— To be done —
Write the data out again, exactly as given.

Some records
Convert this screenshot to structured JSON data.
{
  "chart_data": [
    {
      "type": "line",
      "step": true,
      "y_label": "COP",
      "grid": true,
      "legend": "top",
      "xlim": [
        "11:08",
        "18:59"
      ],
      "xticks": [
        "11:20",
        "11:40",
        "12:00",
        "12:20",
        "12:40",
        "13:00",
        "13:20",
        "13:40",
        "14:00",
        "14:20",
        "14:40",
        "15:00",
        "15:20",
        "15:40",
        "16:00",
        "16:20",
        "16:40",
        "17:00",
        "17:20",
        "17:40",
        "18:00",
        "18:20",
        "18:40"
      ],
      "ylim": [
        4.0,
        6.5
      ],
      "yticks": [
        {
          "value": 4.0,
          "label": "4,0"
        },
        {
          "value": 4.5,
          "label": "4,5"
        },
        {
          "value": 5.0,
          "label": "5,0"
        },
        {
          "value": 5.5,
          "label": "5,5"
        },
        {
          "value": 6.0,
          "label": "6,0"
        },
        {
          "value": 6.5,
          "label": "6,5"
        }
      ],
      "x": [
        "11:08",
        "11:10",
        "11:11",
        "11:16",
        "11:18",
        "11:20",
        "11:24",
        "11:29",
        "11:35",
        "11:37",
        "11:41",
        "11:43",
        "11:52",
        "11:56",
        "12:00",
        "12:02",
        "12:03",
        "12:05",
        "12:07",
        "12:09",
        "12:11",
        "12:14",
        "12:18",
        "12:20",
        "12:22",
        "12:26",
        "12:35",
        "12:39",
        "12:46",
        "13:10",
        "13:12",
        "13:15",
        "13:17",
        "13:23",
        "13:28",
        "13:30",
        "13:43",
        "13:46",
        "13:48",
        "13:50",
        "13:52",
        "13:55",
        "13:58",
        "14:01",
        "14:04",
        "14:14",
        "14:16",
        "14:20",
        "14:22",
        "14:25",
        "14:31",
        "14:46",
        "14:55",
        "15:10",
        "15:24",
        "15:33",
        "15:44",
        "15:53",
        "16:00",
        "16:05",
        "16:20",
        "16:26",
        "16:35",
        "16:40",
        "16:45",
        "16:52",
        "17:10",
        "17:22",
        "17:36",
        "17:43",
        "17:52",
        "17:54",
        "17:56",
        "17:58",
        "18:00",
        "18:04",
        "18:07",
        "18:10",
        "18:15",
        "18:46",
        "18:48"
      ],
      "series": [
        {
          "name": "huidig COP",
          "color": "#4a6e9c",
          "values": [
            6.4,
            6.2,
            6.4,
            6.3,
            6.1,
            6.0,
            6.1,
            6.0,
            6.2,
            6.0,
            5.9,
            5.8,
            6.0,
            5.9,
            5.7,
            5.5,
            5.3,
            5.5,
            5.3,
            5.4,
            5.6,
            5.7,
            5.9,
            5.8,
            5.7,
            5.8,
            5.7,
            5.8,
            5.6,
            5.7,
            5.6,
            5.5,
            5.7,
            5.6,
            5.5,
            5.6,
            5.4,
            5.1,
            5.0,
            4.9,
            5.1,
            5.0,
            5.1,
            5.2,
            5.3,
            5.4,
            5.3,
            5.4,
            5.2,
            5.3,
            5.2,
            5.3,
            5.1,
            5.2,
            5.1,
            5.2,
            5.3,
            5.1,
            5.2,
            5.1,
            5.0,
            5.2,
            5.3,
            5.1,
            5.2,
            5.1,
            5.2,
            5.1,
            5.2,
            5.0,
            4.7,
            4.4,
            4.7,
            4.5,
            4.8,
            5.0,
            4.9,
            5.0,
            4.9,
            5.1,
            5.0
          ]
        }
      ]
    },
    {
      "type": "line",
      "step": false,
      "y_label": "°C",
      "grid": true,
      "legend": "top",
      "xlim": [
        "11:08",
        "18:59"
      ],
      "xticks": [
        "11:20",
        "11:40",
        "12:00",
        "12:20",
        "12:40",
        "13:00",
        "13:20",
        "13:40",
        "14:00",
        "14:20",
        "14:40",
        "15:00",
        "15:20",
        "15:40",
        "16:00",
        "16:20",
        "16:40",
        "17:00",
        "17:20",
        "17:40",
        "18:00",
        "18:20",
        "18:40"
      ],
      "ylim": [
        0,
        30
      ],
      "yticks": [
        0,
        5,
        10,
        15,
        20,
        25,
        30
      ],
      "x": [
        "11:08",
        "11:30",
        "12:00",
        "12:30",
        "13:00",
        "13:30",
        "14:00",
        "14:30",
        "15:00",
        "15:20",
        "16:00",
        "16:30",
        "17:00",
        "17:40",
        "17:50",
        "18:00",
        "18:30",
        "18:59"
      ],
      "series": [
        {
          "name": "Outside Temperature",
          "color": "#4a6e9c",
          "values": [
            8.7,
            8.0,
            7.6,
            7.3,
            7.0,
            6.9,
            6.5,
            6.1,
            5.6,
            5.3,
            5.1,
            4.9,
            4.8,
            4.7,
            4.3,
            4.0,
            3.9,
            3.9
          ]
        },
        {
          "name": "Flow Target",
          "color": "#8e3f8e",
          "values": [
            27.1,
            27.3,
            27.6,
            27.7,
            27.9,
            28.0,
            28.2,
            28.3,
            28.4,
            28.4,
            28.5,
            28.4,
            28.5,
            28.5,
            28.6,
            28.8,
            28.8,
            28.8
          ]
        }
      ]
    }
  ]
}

— Written answer —
Convert this screenshot to structured JSON data.
{
  "chart_data": [
    {
      "type": "line",
      "step": true,
      "y_label": "COP",
      "grid": true,
      "legend": "top",
      "xlim": [
        "11:08",
        "18:59"
      ],
      "xticks": [
        "11:20",
        "11:40",
        "12:00",
        "12:20",
        "12:40",
        "13:00",
        "13:20",
        "13:40",
        "14:00",
        "14:20",
        "14:40",
        "15:00",
        "15:20",
        "15:40",
        "16:00",
        "16:20",
        "16:40",
        "17:00",
        "17:20",
        "17:40",
        "18:00",
        "18:20",
        "18:40"
      ],
      "ylim": [
        4.0,
        6.5
      ],
      "yticks": [
        {
          "value": 4.0,
          "label": "4,0"
        },
        {
          "value": 4.5,
          "label": "4,5"
        },
        {
          "value": 5.0,
          "label": "5,0"
        },
        {
          "value": 5.5,
          "label": "5,5"
        },
        {
          "value": 6.0,
          "label": "6,0"
        },
        {
          "value": 6.5,
          "label": "6,5"
        }
      ],
      "x": [
        "11:08",
        "11:10",
        "11:11",
        "11:16",
        "11:18",
        "11:20",
        "11:24",
        "11:29",
        "11:35",
        "11:37",
        "11:41",
        "11:43",
        "11:52",
        "11:56",
        "12:00",
        "12:02",
        "12:03",
        "12:05",
        "12:07",
        "12:09",
        "12:11",
        "12:14",
        "12:18",
        "12:20",
        "12:22",
        "12:26",
        "12:35",
        "12:39",
        "12:46",
        "13:10",
        "13:12",
        "13:15",
        "13:17",
        "13:23",
        "13:28",
        "13:30",
        "13:43",
        "13:46",
        "13:48",
        "13:50",
        "13:52",
        "13:55",
        "13:58",
        "14:01",
        "14:04",
        "14:14",
        "14:16",
        "14:20",
        "14:22",
        "14:25",
        "14:31",
        "14:46",
        "14:55",
        "15:10",
        "15:24",
        "15:33",
        "15:44",
        "15:53",
        "16:00",
        "16:05",
        "16:20",
        "16:26",
        "16:35",
        "16:40",
        "16:45",
        "16:52",
        "17:10",
        "17:22",
        "17:36",
        "17:43",
        "17:52",
        "17:54",
        "17:56",
        "17:58",
        "18:00",
        "18:04",
        "18:07",
        "18:10",
        "18:15",
        "18:46",
        "18:48"
      ],
      "series": [
        {
          "name": "huidig COP",
          "color": "#4a6e9c",
          "values": [
            6.4,
            6.2,
            6.4,
            6.3,
            6.1,
            6.0,
            6.1,
            6.0,
            6.2,
            6.0,
            5.9,
            5.8,
            6.0,
            5.9,
            5.7,
            5.5,
            5.3,
            5.5,
            5.3,
            5.4,
            5.6,
            5.7,
            5.9,
            5.8,
            5.7,
            5.8,
            5.7,
            5.8,
            5.6,
            5.7,
            5.6,
            5.5,
            5.7,
            5.6,
            5.5,
            5.6,
            5.4,
            5.1,
            5.0,
            4.9,
            5.1,
            5.0,
            5.1,
            5.2,
            5.3,
            5.4,
            5.3,
            5.4,
            5.2,
            5.3,
            5.2,
            5.3,
            5.1,
            5.2,
            5.1,
            5.2,
            5.3,
            5.1,
            5.2,
            5.1,
            5.0,
            5.2,
            5.3,
            5.1,
            5.2,
            5.1,
            5.2,
            5.1,
            5.2,
            5.0,
            4.7,
            4.4,
            4.7,
            4.5,
            4.8,
            5.0,
            4.9,
            5.0,
            4.9,
            5.1,
            5.0
          ]
        }
      ]
    },
    {
      "type": "line",
      "step": false,
      "y_label": "°C",
      "grid": true,
      "legend": "top",
      "xlim": [
        "11:08",
        "18:59"
      ],
      "xticks": [
        "11:20",
        "11:40",
        "12:00",
        "12:20",
        "12:40",
        "13:00",
        "13:20",
        "13:40",
        "14:00",
        "14:20",
        "14:40",
        "15:00",
        "15:20",
        "15:40",
        "16:00",
        "16:20",
        "16:40",
        "17:00",
        "17:20",
        "17:40",
        "18:00",
        "18:20",
        "18:40"
      ],
      "ylim": [
        0,
        30
      ],
      "yticks": [
        0,
        5,
        10,
        15,
        20,
        25,
        30
      ],
      "x": [
        "11:08",
        "11:30",
        "12:00",
        "12:30",
        "13:00",
        "13:30",
        "14:00",
        "14:30",
        "15:00",
        "15:20",
        "16:00",
        "16:30",
        "17:00",
        "17:40",
        "17:50",
        "18:00",
        "18:30",
        "18:59"
      ],
      "series": [
        {
          "name": "Outside Temperature",
          "color": "#4a6e9c",
          "values": [
            8.7,
            8.0,
            7.6,
            7.3,
            7.0,
            6.9,
            6.5,
            6.1,
            5.6,
            5.3,
            5.1,
            4.9,
            4.8,
            4.7,
            4.3,
            4.0,
            3.9,
            3.9
          ]
        },
        {
          "name": "Flow Target",
          "color": "#8e3f8e",
          "values": [
            27.1,
            27.3,
            27.6,
            27.7,
            27.9,
            28.0,
            28.2,
            28.3,
            28.4,
            28.4,
            28.5,
            28.4,
            28.5,
            28.5,
            28.6,
            28.8,
            28.8,
            28.8
          ]
        }
      ]
    }
  ]
}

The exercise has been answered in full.